Show each line from the listing that includes the word "September".

□ □ □ □ □ □ □

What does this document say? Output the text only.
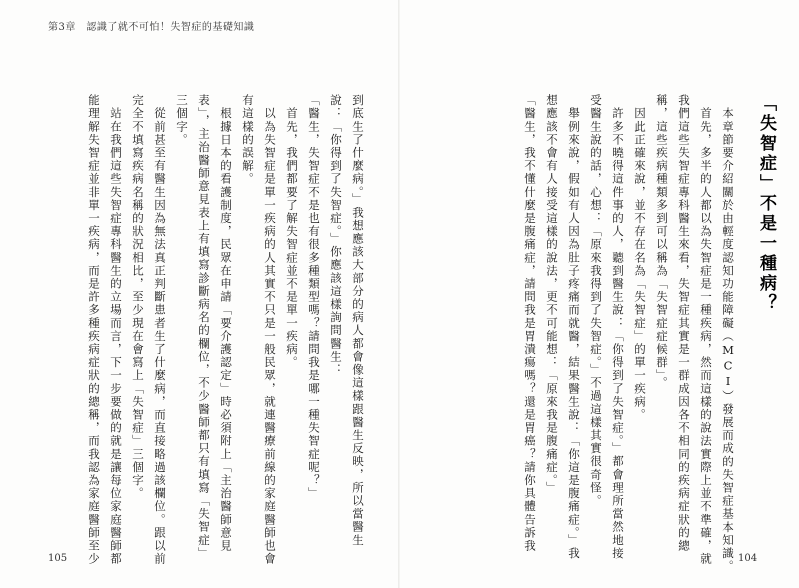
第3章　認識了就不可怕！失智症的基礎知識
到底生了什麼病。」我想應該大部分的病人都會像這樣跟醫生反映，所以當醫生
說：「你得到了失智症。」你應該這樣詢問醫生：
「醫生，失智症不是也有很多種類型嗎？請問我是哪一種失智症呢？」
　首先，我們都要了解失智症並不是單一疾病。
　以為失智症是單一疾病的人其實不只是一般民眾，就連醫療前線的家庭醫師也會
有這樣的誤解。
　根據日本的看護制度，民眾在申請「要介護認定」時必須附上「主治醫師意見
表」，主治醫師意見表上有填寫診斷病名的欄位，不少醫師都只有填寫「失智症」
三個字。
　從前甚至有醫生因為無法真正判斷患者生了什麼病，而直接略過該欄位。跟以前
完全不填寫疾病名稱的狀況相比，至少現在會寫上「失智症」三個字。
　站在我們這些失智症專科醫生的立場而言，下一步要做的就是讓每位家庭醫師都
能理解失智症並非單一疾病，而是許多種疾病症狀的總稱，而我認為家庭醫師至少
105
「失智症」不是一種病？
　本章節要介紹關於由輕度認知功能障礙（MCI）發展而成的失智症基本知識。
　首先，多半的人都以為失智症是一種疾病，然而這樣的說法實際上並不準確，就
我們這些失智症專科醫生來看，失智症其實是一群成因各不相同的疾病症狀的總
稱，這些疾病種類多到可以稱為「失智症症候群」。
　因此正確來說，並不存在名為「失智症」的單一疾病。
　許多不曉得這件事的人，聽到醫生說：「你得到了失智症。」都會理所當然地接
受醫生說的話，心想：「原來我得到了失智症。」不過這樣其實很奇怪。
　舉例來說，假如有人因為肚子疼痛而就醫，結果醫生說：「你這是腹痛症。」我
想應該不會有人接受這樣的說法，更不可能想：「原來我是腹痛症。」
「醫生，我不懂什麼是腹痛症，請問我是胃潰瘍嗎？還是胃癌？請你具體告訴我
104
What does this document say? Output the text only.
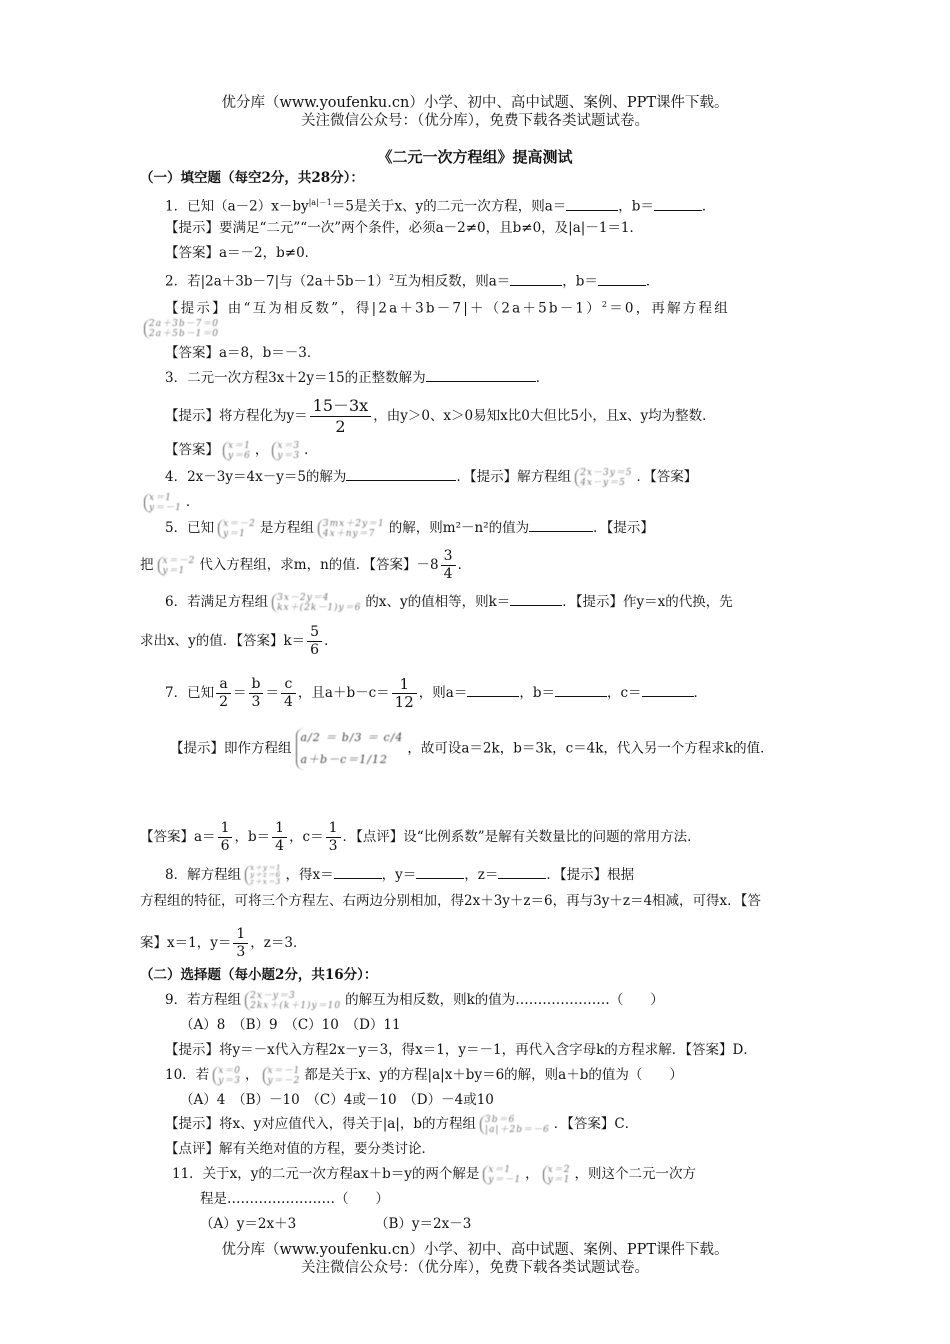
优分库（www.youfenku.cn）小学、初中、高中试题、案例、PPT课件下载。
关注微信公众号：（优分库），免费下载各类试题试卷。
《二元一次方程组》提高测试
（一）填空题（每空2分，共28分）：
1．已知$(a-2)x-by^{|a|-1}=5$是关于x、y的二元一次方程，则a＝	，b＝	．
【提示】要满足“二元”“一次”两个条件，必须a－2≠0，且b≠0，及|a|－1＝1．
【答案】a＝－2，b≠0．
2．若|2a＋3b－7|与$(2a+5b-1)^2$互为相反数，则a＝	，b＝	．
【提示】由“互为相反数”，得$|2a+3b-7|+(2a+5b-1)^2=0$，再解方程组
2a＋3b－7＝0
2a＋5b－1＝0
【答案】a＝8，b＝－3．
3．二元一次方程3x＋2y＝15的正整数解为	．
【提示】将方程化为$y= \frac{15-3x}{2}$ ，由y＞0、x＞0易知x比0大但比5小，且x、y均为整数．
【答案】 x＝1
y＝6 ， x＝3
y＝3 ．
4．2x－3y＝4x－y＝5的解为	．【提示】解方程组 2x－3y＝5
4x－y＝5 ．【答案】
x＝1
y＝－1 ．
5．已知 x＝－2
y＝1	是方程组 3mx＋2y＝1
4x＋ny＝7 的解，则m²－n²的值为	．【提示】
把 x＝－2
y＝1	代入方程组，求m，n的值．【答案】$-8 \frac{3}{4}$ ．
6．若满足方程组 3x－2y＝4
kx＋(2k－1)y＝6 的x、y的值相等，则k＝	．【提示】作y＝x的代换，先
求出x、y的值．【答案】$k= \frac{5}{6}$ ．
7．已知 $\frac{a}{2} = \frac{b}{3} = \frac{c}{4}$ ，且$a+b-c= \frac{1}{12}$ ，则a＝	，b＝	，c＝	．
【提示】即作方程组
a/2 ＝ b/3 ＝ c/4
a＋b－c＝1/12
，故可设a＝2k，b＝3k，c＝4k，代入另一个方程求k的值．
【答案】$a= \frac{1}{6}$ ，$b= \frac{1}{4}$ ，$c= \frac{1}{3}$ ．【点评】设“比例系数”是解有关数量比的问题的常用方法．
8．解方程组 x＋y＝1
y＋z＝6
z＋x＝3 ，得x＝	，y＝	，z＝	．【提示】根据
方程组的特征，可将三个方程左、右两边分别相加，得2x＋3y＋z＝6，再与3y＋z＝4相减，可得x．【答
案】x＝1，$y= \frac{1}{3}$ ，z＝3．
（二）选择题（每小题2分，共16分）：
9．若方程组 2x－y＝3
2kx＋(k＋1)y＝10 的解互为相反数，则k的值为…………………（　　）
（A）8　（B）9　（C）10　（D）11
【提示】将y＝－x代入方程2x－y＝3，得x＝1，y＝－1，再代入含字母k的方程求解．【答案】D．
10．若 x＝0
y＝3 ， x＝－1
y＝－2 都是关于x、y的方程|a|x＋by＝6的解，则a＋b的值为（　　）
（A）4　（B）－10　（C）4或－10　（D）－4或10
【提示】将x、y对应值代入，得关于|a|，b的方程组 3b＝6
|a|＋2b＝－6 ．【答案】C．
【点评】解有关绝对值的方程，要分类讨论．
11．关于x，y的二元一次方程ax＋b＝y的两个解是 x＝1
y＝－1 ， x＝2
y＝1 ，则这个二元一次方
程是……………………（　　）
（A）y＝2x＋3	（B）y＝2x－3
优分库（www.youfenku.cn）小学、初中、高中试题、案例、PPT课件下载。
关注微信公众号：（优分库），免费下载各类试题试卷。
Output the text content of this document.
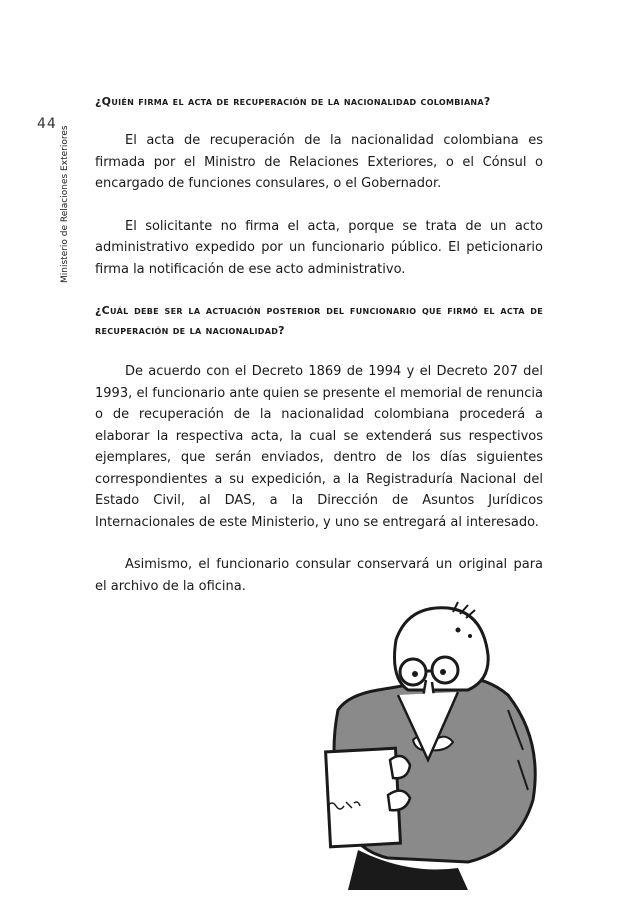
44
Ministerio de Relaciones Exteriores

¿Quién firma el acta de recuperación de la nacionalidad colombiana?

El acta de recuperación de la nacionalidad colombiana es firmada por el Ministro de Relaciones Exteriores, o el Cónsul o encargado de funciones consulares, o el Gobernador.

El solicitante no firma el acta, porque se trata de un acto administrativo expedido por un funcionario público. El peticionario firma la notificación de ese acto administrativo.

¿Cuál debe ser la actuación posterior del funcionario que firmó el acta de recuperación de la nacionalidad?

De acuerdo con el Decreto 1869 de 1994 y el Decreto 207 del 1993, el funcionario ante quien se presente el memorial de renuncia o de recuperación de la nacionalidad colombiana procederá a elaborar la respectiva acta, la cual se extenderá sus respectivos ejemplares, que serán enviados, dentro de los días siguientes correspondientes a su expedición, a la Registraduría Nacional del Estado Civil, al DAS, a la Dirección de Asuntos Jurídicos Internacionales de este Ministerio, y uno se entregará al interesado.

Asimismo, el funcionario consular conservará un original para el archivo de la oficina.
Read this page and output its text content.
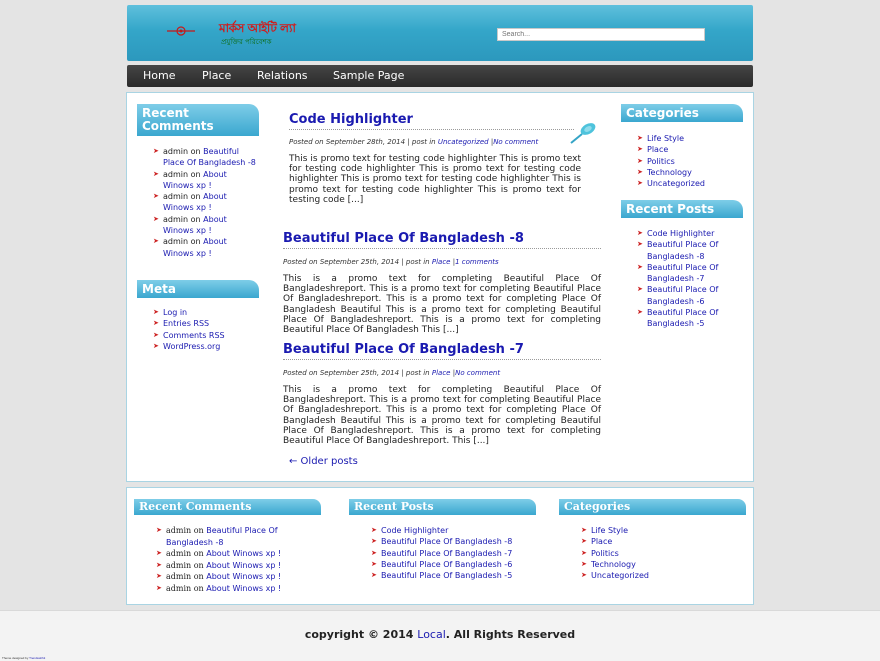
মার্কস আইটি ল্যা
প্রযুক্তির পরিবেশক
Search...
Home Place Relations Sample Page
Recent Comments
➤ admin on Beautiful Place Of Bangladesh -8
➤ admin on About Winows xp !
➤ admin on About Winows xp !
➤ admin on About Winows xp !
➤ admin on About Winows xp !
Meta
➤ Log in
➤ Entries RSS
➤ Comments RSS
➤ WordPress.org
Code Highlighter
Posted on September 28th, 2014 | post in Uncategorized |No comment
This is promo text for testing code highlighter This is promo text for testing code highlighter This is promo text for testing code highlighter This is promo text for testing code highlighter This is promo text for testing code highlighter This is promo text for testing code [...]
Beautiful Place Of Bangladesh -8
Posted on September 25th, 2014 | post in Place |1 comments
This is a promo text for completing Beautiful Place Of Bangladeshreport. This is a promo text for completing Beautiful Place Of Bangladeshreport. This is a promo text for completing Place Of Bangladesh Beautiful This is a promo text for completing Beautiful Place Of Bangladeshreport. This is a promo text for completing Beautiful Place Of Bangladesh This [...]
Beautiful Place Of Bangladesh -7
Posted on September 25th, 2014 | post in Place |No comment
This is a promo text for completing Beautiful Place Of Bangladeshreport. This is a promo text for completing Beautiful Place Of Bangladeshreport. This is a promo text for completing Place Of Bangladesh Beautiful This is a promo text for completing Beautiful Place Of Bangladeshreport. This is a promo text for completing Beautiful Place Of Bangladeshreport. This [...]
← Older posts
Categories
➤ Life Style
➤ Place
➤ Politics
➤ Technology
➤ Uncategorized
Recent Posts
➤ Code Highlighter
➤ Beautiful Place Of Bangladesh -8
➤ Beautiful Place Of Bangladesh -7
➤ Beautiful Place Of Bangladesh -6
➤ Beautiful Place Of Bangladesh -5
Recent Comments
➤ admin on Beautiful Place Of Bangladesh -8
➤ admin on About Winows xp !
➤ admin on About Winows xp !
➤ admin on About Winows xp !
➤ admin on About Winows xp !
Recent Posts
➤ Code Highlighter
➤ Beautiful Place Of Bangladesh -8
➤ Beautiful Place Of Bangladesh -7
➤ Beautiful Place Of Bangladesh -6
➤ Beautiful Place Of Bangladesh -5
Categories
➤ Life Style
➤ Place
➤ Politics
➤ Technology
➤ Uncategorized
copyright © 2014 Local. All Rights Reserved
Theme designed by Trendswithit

□ □ □ □ □ □ □

● Exercise output:
Posted on September 28th, 2014 | post in Uncategorized |No comment
Posted on September 25th, 2014 | post in Place |1 comments
Posted on September 25th, 2014 | post in Place |No comment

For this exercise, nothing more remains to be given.